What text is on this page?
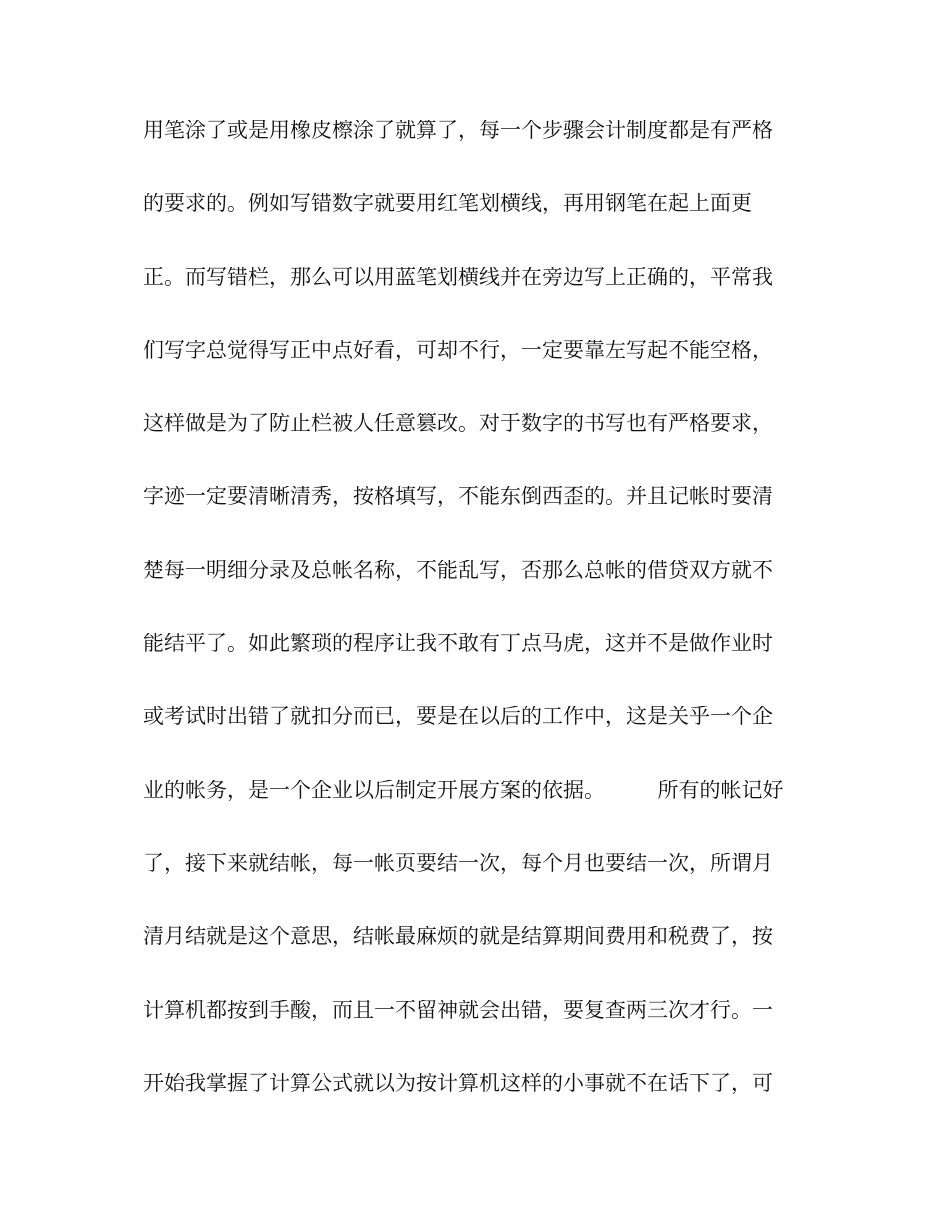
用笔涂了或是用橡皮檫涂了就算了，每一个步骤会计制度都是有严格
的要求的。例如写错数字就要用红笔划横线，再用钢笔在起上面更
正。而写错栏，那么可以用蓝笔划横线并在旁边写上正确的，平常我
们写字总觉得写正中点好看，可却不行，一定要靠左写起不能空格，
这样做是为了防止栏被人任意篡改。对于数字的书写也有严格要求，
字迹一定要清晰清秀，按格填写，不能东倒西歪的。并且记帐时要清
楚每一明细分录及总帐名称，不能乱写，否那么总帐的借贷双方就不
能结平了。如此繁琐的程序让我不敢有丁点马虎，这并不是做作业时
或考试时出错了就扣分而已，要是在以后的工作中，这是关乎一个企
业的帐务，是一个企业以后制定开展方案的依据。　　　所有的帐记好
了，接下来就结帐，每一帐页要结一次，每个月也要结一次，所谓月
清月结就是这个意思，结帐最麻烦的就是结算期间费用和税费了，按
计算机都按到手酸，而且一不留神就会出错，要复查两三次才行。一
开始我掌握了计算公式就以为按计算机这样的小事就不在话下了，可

· · · · · · ·

Work to be completed »
Pictures are to be left out; the records above must be repeated word for word.

Written response »
What text is on this page?
用笔涂了或是用橡皮檫涂了就算了，每一个步骤会计制度都是有严格
的要求的。例如写错数字就要用红笔划横线，再用钢笔在起上面更
正。而写错栏，那么可以用蓝笔划横线并在旁边写上正确的，平常我
们写字总觉得写正中点好看，可却不行，一定要靠左写起不能空格，
这样做是为了防止栏被人任意篡改。对于数字的书写也有严格要求，
字迹一定要清晰清秀，按格填写，不能东倒西歪的。并且记帐时要清
楚每一明细分录及总帐名称，不能乱写，否那么总帐的借贷双方就不
能结平了。如此繁琐的程序让我不敢有丁点马虎，这并不是做作业时
或考试时出错了就扣分而已，要是在以后的工作中，这是关乎一个企
业的帐务，是一个企业以后制定开展方案的依据。　　　所有的帐记好
了，接下来就结帐，每一帐页要结一次，每个月也要结一次，所谓月
清月结就是这个意思，结帐最麻烦的就是结算期间费用和税费了，按
计算机都按到手酸，而且一不留神就会出错，要复查两三次才行。一
开始我掌握了计算公式就以为按计算机这样的小事就不在话下了，可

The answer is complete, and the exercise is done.